YOUR OBJECTIVE
Using the records that follow, copy every line containing the word "Polsce".

DATASET RECORDS
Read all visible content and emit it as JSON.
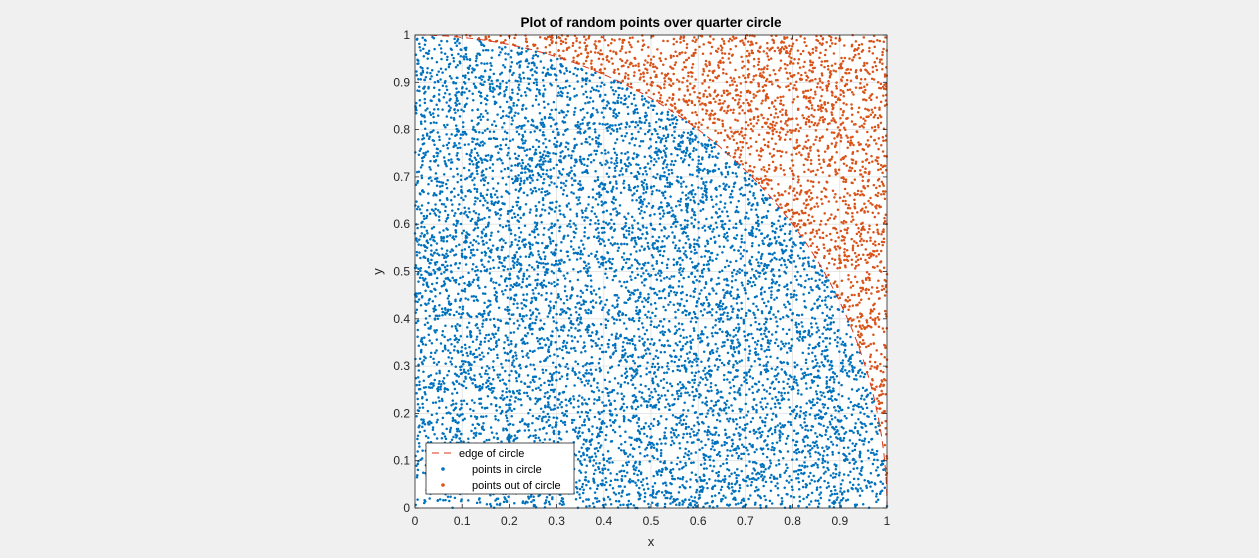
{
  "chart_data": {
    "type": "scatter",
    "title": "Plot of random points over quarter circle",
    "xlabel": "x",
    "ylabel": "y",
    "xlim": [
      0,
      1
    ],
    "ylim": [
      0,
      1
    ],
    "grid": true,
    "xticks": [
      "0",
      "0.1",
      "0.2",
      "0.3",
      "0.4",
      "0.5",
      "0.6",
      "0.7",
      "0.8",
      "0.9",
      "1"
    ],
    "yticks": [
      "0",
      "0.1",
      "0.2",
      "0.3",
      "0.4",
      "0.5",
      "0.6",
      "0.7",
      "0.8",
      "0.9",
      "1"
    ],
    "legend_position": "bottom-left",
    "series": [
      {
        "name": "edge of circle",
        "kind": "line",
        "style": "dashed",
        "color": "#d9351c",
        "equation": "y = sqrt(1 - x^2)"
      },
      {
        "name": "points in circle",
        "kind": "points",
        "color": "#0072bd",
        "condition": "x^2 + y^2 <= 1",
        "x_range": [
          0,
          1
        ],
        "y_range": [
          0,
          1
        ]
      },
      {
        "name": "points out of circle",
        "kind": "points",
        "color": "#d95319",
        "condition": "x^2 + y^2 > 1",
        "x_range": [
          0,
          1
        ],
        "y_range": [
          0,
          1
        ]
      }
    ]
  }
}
* * *
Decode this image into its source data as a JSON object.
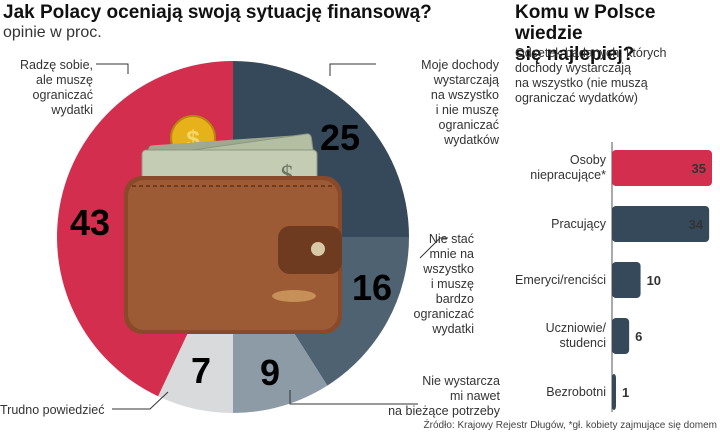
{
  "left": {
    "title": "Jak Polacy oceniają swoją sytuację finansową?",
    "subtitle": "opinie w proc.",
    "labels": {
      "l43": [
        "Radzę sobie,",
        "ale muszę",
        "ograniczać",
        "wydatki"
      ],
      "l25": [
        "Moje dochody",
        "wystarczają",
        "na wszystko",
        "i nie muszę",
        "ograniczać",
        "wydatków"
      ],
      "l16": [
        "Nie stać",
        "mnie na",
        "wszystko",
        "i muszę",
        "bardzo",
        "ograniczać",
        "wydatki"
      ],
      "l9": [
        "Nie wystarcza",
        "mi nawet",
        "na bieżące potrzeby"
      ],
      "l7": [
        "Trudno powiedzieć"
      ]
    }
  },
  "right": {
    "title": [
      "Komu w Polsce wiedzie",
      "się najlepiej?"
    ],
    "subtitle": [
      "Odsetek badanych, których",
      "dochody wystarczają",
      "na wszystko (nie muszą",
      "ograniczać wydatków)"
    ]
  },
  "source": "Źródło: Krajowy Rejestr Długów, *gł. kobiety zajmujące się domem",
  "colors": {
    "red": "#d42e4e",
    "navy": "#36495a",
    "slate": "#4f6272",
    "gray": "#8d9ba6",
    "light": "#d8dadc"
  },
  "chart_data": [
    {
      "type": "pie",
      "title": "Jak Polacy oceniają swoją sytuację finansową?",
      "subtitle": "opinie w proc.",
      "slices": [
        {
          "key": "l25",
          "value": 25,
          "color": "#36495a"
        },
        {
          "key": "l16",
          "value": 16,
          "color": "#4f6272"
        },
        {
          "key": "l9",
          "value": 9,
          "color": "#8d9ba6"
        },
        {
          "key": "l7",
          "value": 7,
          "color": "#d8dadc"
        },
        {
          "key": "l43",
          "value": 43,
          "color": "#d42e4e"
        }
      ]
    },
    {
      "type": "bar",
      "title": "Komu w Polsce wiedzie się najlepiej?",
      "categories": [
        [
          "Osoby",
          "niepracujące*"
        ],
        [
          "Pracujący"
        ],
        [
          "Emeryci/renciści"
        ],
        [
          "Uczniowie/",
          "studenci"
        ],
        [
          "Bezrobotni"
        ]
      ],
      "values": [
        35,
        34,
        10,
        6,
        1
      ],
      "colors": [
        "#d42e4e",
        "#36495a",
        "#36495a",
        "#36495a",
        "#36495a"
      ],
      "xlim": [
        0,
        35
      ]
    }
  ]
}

PROBLEM SOLUTION
      "Komu w Polsce wiedzie",
      "title": "Komu w Polsce wiedzie się najlepiej?",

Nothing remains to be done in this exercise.